PROBLEM DETAILS — Your task is to repeat all of the material exactly.

DATA —
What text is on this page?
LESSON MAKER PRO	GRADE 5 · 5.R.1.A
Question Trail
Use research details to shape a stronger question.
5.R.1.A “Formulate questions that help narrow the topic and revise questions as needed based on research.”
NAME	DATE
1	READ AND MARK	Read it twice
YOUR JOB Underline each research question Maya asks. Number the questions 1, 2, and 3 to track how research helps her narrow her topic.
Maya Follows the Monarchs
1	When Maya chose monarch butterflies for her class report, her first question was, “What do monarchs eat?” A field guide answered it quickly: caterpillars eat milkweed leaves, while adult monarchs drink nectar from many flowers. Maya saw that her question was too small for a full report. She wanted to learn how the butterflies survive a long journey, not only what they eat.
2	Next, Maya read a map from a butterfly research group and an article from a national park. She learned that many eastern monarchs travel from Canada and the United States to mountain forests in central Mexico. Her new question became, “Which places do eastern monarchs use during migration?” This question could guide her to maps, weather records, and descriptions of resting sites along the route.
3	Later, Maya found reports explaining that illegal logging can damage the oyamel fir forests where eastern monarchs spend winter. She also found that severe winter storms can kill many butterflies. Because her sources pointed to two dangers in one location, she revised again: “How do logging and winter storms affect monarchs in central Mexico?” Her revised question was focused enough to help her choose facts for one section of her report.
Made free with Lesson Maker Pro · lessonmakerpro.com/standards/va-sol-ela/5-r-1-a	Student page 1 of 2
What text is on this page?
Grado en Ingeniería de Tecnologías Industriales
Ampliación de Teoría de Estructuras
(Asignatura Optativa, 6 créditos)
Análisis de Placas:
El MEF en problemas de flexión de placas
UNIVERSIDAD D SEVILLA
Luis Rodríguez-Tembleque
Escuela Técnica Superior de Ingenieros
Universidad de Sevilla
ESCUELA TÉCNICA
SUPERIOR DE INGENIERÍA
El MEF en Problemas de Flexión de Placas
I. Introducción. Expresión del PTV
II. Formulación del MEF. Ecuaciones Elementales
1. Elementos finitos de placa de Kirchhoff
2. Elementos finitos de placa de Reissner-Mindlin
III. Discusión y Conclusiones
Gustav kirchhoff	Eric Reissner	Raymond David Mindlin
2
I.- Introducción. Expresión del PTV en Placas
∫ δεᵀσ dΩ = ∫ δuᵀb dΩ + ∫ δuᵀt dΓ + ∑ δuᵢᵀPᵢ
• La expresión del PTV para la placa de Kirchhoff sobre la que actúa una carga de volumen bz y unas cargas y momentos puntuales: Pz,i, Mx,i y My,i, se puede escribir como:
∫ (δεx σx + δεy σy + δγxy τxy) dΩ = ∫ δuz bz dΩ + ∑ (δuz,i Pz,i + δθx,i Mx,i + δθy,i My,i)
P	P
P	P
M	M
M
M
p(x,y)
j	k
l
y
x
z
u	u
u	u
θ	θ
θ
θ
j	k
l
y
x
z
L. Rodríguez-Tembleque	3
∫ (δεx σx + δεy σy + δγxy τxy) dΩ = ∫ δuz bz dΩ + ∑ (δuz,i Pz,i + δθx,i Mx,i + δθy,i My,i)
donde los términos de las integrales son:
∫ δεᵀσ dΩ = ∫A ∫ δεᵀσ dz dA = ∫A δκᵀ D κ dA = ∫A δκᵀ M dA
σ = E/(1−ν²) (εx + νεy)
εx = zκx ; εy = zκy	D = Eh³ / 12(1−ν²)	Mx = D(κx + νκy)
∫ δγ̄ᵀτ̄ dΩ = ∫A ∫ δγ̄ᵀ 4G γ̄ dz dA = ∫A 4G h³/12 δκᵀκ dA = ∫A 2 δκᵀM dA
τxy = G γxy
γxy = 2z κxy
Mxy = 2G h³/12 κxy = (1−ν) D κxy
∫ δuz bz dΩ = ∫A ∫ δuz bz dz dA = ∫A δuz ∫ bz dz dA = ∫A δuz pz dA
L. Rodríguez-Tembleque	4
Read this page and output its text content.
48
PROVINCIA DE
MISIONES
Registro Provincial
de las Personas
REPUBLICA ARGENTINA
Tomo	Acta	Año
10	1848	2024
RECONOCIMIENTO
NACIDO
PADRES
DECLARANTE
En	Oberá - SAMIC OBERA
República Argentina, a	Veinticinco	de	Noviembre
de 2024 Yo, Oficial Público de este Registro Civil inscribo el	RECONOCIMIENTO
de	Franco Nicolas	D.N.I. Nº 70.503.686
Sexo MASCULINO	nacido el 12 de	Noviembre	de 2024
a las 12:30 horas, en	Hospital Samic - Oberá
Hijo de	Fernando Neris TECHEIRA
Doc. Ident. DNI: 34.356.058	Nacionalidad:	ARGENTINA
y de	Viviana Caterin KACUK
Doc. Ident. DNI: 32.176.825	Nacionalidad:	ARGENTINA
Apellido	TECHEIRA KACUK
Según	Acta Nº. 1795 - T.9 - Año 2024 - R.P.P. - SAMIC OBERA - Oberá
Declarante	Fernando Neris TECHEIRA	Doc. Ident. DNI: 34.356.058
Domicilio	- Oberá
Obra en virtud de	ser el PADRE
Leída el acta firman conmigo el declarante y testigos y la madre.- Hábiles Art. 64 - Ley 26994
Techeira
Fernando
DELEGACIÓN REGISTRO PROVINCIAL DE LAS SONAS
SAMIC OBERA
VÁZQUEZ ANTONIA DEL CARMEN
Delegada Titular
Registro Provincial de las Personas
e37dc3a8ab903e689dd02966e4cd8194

SOLUTION TO THIS EXERCISE —
What text is on this page?
LESSON MAKER PRO	GRADE 5 · 5.R.1.A
Question Trail
Use research details to shape a stronger question.
5.R.1.A “Formulate questions that help narrow the topic and revise questions as needed based on research.”
NAME	DATE
1	READ AND MARK	Read it twice
YOUR JOB Underline each research question Maya asks. Number the questions 1, 2, and 3 to track how research helps her narrow her topic.
Maya Follows the Monarchs
1	When Maya chose monarch butterflies for her class report, her first question was, “What do monarchs eat?” A field guide answered it quickly: caterpillars eat milkweed leaves, while adult monarchs drink nectar from many flowers. Maya saw that her question was too small for a full report. She wanted to learn how the butterflies survive a long journey, not only what they eat.
2	Next, Maya read a map from a butterfly research group and an article from a national park. She learned that many eastern monarchs travel from Canada and the United States to mountain forests in central Mexico. Her new question became, “Which places do eastern monarchs use during migration?” This question could guide her to maps, weather records, and descriptions of resting sites along the route.
3	Later, Maya found reports explaining that illegal logging can damage the oyamel fir forests where eastern monarchs spend winter. She also found that severe winter storms can kill many butterflies. Because her sources pointed to two dangers in one location, she revised again: “How do logging and winter storms affect monarchs in central Mexico?” Her revised question was focused enough to help her choose facts for one section of her report.
Made free with Lesson Maker Pro · lessonmakerpro.com/standards/va-sol-ela/5-r-1-a	Student page 1 of 2
What text is on this page?
Grado en Ingeniería de Tecnologías Industriales
Ampliación de Teoría de Estructuras
(Asignatura Optativa, 6 créditos)
Análisis de Placas:
El MEF en problemas de flexión de placas
UNIVERSIDAD D SEVILLA
Luis Rodríguez-Tembleque
Escuela Técnica Superior de Ingenieros
Universidad de Sevilla
ESCUELA TÉCNICA
SUPERIOR DE INGENIERÍA
El MEF en Problemas de Flexión de Placas
I. Introducción. Expresión del PTV
II. Formulación del MEF. Ecuaciones Elementales
1. Elementos finitos de placa de Kirchhoff
2. Elementos finitos de placa de Reissner-Mindlin
III. Discusión y Conclusiones
Gustav kirchhoff	Eric Reissner	Raymond David Mindlin
2
I.- Introducción. Expresión del PTV en Placas
∫ δεᵀσ dΩ = ∫ δuᵀb dΩ + ∫ δuᵀt dΓ + ∑ δuᵢᵀPᵢ
• La expresión del PTV para la placa de Kirchhoff sobre la que actúa una carga de volumen bz y unas cargas y momentos puntuales: Pz,i, Mx,i y My,i, se puede escribir como:
∫ (δεx σx + δεy σy + δγxy τxy) dΩ = ∫ δuz bz dΩ + ∑ (δuz,i Pz,i + δθx,i Mx,i + δθy,i My,i)
P	P
P	P
M	M
M
M
p(x,y)
j	k
l
y
x
z
u	u
u	u
θ	θ
θ
θ
j	k
l
y
x
z
L. Rodríguez-Tembleque	3
∫ (δεx σx + δεy σy + δγxy τxy) dΩ = ∫ δuz bz dΩ + ∑ (δuz,i Pz,i + δθx,i Mx,i + δθy,i My,i)
donde los términos de las integrales son:
∫ δεᵀσ dΩ = ∫A ∫ δεᵀσ dz dA = ∫A δκᵀ D κ dA = ∫A δκᵀ M dA
σ = E/(1−ν²) (εx + νεy)
εx = zκx ; εy = zκy	D = Eh³ / 12(1−ν²)	Mx = D(κx + νκy)
∫ δγ̄ᵀτ̄ dΩ = ∫A ∫ δγ̄ᵀ 4G γ̄ dz dA = ∫A 4G h³/12 δκᵀκ dA = ∫A 2 δκᵀM dA
τxy = G γxy
γxy = 2z κxy
Mxy = 2G h³/12 κxy = (1−ν) D κxy
∫ δuz bz dΩ = ∫A ∫ δuz bz dz dA = ∫A δuz ∫ bz dz dA = ∫A δuz pz dA
L. Rodríguez-Tembleque	4
Read this page and output its text content.
48
PROVINCIA DE
MISIONES
Registro Provincial
de las Personas
REPUBLICA ARGENTINA
Tomo	Acta	Año
10	1848	2024
RECONOCIMIENTO
NACIDO
PADRES
DECLARANTE
En	Oberá - SAMIC OBERA
República Argentina, a	Veinticinco	de	Noviembre
de 2024 Yo, Oficial Público de este Registro Civil inscribo el	RECONOCIMIENTO
de	Franco Nicolas	D.N.I. Nº 70.503.686
Sexo MASCULINO	nacido el 12 de	Noviembre	de 2024
a las 12:30 horas, en	Hospital Samic - Oberá
Hijo de	Fernando Neris TECHEIRA
Doc. Ident. DNI: 34.356.058	Nacionalidad:	ARGENTINA
y de	Viviana Caterin KACUK
Doc. Ident. DNI: 32.176.825	Nacionalidad:	ARGENTINA
Apellido	TECHEIRA KACUK
Según	Acta Nº. 1795 - T.9 - Año 2024 - R.P.P. - SAMIC OBERA - Oberá
Declarante	Fernando Neris TECHEIRA	Doc. Ident. DNI: 34.356.058
Domicilio	- Oberá
Obra en virtud de	ser el PADRE
Leída el acta firman conmigo el declarante y testigos y la madre.- Hábiles Art. 64 - Ley 26994
Techeira
Fernando
DELEGACIÓN REGISTRO PROVINCIAL DE LAS SONAS
SAMIC OBERA
VÁZQUEZ ANTONIA DEL CARMEN
Delegada Titular
Registro Provincial de las Personas
e37dc3a8ab903e689dd02966e4cd8194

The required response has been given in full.